** BEGIN SUPPLIED RECORDS **

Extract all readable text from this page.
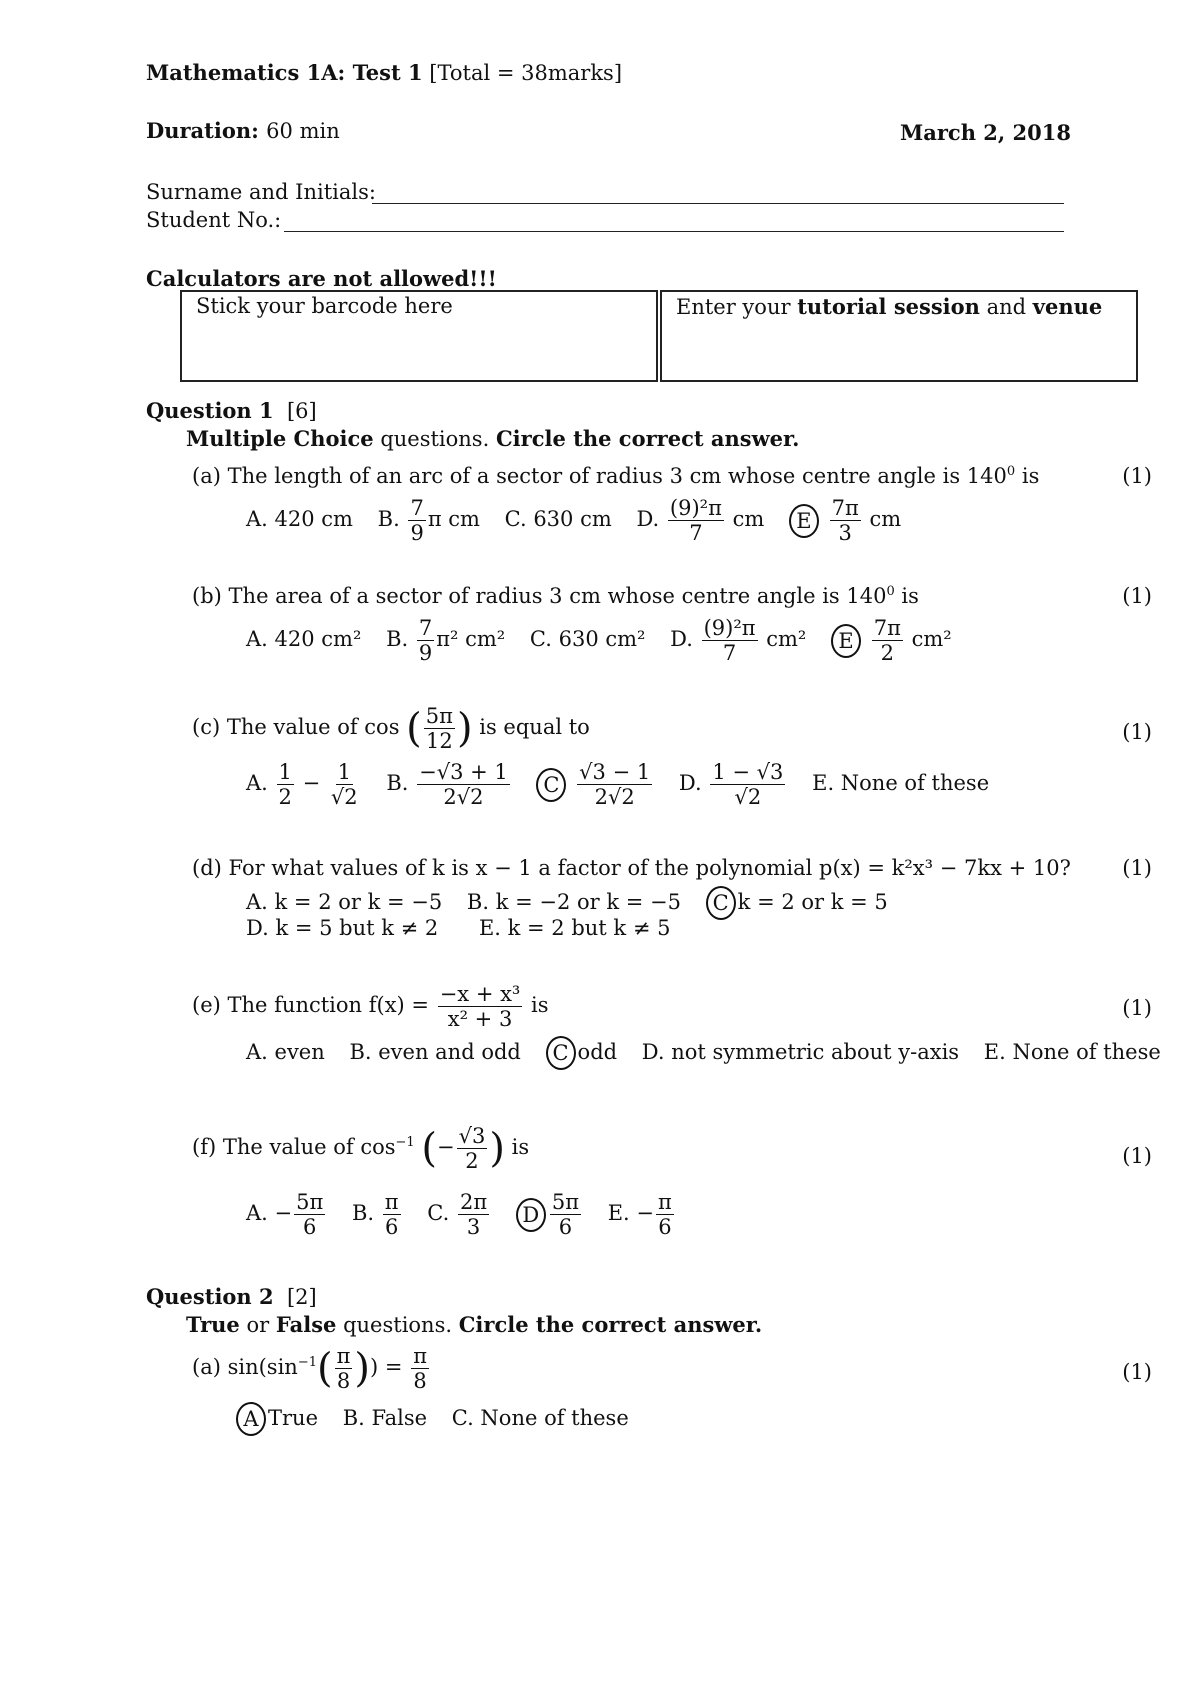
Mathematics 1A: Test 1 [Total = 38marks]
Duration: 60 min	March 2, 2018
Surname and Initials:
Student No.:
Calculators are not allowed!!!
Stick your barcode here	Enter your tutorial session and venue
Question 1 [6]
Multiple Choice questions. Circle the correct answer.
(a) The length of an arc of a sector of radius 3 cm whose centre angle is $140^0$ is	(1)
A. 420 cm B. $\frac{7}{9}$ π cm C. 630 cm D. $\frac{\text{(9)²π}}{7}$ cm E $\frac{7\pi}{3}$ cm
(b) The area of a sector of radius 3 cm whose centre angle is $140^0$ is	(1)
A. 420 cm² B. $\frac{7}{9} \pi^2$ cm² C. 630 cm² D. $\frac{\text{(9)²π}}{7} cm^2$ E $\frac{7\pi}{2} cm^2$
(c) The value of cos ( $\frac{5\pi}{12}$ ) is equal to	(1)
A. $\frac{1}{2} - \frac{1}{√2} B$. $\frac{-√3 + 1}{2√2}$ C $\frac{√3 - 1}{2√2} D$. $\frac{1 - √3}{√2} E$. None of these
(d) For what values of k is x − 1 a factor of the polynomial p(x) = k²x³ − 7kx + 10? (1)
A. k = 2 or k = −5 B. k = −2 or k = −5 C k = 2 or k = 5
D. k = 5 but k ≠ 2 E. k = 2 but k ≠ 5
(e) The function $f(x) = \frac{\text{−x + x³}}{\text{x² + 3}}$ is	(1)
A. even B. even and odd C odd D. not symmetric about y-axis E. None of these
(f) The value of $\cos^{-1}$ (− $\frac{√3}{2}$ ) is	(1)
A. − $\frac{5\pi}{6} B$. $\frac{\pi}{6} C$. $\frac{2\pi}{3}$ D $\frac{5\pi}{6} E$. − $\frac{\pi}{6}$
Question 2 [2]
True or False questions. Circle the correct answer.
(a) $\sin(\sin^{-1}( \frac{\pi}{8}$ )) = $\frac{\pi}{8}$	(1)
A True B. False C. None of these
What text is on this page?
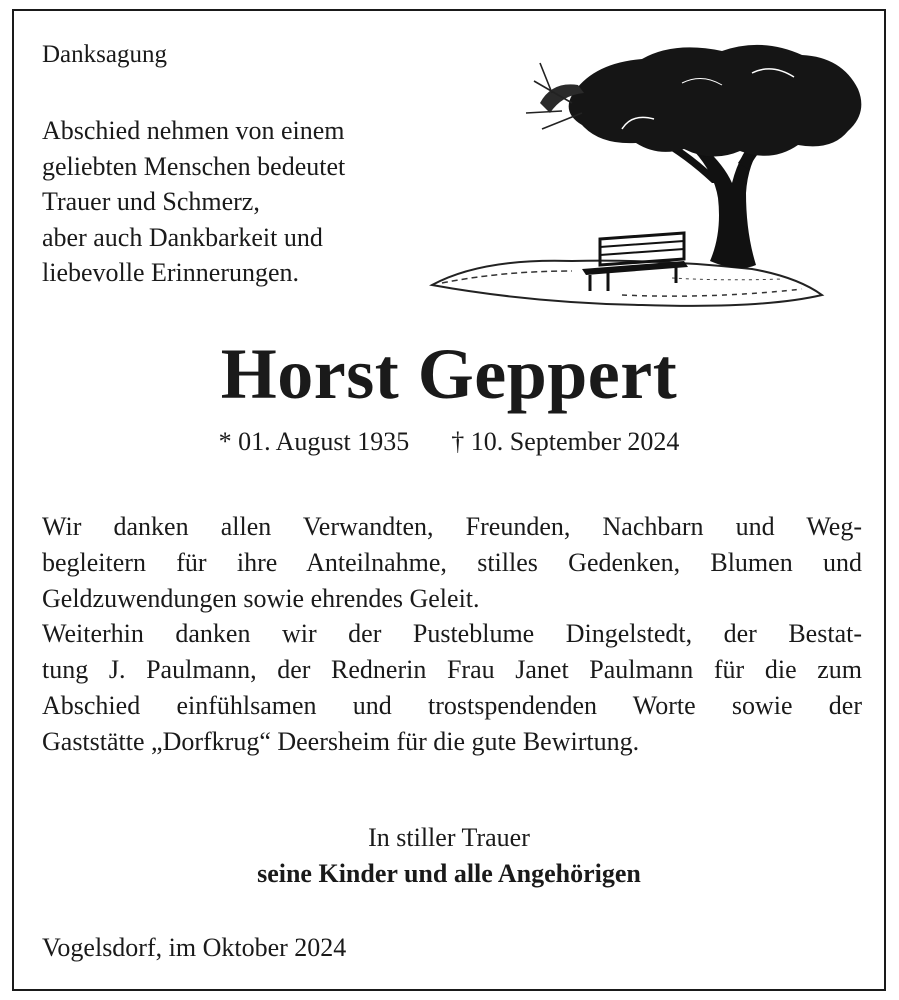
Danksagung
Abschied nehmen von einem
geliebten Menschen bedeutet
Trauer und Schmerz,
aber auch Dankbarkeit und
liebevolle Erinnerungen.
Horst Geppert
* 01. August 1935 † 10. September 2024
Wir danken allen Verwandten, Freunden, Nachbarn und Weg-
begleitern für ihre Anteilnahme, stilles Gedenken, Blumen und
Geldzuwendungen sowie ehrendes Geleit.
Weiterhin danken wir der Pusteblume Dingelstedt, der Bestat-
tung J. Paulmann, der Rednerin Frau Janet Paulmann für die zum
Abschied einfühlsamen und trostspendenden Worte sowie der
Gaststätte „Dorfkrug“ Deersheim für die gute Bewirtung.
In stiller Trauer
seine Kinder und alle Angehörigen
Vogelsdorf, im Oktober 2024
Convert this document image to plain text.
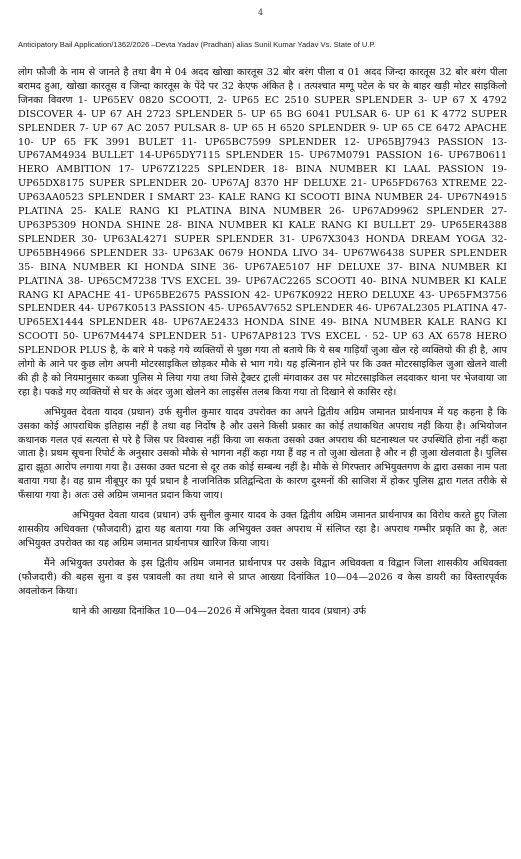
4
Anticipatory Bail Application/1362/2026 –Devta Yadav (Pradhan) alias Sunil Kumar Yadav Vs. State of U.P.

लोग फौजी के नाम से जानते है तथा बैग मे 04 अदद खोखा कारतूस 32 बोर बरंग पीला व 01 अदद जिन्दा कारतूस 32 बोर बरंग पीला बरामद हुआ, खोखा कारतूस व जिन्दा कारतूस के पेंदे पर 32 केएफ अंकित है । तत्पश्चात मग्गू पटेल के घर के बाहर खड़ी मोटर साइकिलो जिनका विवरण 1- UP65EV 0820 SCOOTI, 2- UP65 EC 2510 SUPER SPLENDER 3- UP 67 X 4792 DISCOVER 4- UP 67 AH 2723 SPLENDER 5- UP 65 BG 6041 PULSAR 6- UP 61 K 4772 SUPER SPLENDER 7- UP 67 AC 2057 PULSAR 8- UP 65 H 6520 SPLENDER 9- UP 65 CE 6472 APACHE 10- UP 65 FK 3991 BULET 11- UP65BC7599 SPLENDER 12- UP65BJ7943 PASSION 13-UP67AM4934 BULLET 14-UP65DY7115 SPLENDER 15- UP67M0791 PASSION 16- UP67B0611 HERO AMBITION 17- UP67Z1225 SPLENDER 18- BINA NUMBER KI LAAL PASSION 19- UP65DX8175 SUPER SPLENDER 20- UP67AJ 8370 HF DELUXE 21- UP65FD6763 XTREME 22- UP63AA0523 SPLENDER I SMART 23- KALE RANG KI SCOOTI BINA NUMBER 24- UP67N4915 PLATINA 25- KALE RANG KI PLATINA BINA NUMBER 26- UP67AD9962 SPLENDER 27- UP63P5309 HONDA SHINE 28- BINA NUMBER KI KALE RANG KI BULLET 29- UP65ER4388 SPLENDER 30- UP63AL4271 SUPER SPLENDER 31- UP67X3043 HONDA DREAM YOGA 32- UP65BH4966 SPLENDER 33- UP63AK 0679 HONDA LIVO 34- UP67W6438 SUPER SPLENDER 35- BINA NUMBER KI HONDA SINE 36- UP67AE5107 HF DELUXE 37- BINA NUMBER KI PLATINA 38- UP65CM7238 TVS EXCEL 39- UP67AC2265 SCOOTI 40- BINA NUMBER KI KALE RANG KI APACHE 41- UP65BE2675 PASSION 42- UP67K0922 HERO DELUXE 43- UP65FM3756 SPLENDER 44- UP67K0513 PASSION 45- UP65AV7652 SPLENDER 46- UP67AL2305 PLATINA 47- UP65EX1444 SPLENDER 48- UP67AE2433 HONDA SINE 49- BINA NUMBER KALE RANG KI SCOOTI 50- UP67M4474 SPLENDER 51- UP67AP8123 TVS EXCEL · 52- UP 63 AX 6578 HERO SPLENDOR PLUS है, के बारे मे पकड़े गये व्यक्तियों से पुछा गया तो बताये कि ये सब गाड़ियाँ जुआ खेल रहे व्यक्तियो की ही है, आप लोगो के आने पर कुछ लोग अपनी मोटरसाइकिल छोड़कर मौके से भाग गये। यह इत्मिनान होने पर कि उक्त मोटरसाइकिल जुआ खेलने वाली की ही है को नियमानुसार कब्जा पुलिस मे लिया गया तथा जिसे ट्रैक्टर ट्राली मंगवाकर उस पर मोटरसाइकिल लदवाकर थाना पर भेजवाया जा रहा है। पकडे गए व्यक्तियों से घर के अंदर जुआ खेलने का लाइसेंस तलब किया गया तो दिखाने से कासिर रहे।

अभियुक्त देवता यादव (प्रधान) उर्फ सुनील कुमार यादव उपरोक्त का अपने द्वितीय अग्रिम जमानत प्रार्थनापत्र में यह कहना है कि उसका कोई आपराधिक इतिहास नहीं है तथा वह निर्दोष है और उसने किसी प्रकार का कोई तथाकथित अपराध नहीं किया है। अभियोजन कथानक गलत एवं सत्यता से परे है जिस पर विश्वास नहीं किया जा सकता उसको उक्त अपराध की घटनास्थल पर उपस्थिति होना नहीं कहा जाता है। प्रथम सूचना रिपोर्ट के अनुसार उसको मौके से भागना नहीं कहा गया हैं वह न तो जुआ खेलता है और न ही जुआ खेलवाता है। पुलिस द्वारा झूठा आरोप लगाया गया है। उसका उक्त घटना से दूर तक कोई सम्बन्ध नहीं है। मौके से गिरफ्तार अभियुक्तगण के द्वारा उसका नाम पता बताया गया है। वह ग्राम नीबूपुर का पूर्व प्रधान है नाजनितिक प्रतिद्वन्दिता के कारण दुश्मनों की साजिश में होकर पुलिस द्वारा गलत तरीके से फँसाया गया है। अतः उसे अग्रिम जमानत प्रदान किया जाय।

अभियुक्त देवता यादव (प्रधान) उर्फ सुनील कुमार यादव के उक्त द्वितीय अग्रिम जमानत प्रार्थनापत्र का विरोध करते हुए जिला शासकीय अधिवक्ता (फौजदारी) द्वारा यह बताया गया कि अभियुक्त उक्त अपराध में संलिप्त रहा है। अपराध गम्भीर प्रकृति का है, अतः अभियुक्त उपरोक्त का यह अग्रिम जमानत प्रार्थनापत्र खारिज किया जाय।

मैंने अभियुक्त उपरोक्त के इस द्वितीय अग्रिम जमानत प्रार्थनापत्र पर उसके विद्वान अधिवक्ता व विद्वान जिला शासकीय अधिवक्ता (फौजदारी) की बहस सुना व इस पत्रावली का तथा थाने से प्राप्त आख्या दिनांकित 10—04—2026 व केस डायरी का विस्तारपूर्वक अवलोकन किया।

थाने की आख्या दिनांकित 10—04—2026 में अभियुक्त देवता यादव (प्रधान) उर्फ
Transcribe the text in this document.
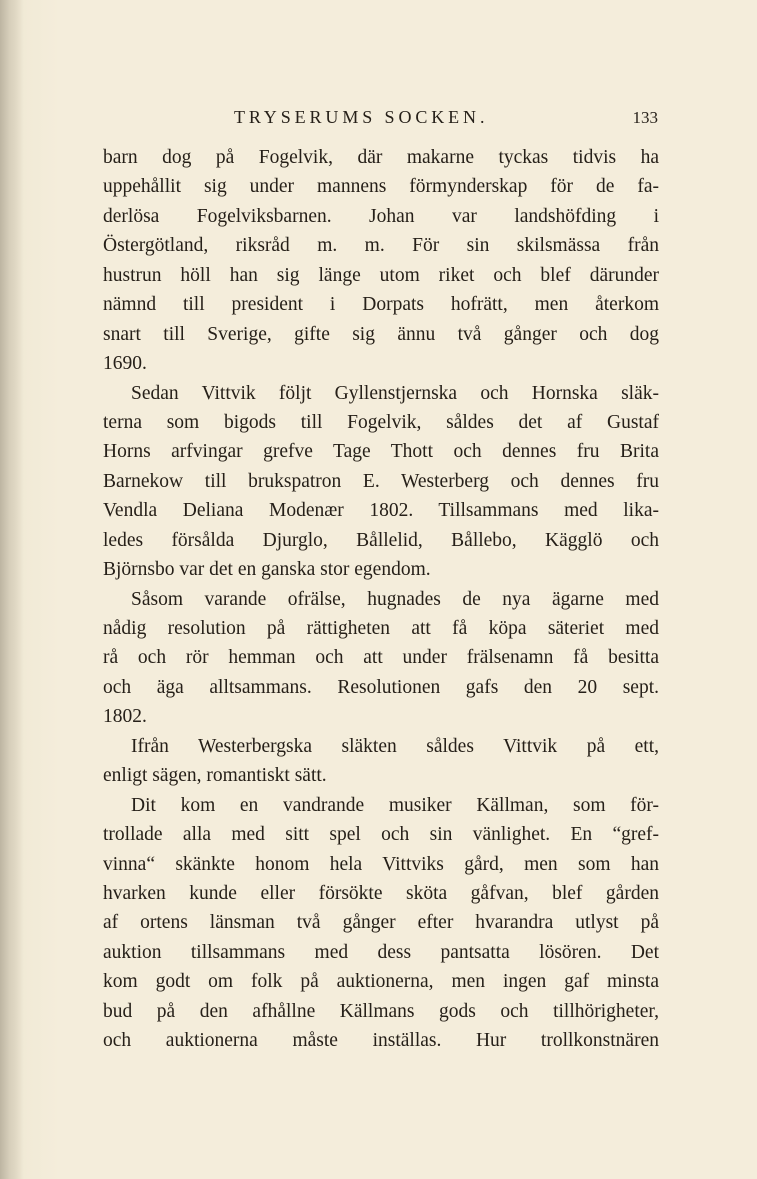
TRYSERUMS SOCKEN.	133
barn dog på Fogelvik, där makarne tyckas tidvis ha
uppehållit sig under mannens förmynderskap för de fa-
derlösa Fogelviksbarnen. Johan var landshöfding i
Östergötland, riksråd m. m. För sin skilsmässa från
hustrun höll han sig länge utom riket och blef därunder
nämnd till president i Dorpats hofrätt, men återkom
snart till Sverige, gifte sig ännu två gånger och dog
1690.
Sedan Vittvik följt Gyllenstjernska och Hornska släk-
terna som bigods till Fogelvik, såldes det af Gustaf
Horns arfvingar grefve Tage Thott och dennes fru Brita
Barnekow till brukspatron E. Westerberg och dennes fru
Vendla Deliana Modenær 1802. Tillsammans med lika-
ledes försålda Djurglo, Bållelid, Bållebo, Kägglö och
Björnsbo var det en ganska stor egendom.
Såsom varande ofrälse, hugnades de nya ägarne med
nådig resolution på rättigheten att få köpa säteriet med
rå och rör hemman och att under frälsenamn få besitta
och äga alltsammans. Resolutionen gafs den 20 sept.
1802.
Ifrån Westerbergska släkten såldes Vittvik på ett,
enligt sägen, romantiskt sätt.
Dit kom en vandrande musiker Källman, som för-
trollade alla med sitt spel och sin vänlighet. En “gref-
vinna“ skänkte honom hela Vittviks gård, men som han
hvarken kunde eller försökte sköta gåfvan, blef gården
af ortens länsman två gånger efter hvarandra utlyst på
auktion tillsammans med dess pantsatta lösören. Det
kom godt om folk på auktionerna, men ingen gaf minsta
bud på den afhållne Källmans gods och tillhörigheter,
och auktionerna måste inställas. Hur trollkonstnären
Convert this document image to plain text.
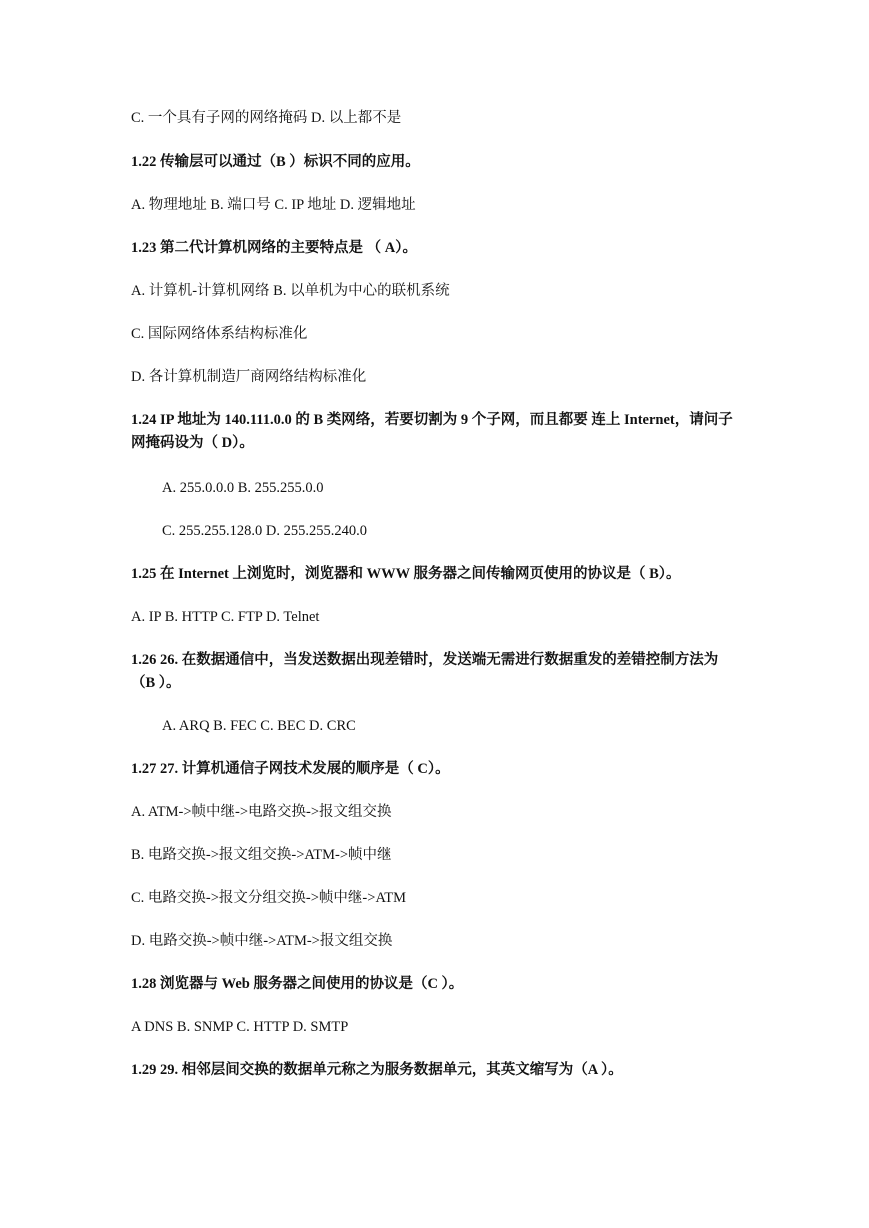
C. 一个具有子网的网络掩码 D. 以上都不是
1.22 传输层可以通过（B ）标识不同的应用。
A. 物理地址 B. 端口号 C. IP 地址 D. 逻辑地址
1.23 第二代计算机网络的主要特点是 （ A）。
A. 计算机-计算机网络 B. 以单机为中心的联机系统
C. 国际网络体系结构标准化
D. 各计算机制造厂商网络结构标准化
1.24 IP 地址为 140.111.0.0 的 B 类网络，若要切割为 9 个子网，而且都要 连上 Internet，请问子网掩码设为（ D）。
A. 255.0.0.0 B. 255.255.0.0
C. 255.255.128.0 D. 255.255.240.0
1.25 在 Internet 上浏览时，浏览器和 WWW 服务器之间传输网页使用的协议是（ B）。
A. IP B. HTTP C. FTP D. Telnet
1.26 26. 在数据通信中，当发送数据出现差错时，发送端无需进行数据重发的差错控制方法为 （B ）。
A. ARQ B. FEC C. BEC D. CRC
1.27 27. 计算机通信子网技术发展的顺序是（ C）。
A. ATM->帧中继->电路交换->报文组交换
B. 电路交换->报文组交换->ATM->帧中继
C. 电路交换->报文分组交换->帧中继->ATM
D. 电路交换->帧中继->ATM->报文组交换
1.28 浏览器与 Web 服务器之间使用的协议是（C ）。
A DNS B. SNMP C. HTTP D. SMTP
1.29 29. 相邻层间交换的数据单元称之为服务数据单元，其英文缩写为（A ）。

** END SUPPLIED RECORDS **

• CHALLENGE: Pull out each line containing the word "True" and copy it.

• THE RESULT:
True or False questions. Circle the correct answer.
A True B. False C. None of these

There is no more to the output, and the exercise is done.